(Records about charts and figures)
##############################

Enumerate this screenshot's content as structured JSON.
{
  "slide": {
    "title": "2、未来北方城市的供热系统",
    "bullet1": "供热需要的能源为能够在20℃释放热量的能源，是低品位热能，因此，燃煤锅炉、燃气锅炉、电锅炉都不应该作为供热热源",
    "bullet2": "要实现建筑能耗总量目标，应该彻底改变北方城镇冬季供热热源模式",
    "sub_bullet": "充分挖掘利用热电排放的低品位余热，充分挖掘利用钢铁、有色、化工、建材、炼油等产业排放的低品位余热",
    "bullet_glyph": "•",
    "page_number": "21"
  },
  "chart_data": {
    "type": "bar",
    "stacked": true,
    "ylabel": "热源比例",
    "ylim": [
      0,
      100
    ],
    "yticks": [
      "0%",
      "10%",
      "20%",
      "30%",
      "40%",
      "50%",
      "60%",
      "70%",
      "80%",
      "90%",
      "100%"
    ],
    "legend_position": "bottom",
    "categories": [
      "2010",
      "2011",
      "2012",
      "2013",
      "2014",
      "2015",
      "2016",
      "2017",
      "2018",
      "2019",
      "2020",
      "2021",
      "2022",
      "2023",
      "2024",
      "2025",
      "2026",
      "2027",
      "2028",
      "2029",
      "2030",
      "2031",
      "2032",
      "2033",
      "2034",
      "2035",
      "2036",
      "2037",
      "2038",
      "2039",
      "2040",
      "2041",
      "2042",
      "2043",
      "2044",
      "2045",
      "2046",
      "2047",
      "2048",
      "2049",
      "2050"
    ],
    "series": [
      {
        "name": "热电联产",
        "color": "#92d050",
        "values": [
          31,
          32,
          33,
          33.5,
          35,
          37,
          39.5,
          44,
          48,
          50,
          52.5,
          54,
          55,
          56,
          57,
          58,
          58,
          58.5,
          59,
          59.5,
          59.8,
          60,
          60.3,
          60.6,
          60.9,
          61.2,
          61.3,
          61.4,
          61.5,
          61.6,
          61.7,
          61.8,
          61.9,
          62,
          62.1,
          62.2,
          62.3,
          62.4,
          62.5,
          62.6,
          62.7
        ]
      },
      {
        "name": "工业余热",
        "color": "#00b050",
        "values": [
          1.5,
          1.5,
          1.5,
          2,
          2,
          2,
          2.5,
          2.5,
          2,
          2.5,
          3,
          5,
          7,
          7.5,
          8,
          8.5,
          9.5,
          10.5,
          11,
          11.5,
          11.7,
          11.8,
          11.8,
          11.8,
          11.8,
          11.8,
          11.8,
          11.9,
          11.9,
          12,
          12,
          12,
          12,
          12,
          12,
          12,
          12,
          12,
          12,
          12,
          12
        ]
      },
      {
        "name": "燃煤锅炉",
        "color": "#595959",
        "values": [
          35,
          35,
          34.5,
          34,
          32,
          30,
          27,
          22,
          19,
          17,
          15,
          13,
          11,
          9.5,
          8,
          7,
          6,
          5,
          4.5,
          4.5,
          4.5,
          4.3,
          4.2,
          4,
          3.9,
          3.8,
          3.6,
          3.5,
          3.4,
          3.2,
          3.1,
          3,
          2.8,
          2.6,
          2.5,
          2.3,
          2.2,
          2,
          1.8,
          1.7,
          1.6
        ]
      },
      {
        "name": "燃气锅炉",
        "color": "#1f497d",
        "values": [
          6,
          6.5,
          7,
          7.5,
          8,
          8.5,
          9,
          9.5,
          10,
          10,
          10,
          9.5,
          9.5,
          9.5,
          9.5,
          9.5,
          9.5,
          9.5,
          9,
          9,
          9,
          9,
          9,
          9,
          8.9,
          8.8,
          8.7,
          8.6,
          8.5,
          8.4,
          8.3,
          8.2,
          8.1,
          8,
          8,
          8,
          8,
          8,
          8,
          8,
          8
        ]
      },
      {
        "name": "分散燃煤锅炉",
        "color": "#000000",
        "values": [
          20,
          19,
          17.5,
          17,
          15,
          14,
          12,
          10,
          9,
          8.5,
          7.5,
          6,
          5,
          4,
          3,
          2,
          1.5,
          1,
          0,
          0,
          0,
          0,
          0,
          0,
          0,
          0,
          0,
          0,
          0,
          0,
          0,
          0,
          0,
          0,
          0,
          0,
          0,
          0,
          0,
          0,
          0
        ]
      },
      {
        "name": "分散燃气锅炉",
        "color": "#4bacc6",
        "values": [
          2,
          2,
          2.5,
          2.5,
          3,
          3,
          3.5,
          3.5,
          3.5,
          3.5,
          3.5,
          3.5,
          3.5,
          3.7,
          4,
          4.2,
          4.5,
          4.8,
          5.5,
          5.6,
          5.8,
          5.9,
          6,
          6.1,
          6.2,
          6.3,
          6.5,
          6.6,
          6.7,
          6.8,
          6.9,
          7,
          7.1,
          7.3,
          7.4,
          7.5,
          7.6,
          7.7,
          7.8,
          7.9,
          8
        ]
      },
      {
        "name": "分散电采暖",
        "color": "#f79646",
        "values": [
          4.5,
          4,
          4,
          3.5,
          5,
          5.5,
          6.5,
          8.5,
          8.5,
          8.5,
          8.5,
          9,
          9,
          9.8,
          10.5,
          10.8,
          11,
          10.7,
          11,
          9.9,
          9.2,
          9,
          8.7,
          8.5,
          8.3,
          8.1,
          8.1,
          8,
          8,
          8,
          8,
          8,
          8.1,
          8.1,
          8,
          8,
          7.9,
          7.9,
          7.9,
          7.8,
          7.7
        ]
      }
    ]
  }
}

##############################

Find all lines holding the string "name" and copy them.

        "name": "热电联产",
        "name": "工业余热",
        "name": "燃煤锅炉",
        "name": "燃气锅炉",
        "name": "分散燃煤锅炉",
        "name": "分散燃气锅炉",
        "name": "分散电采暖",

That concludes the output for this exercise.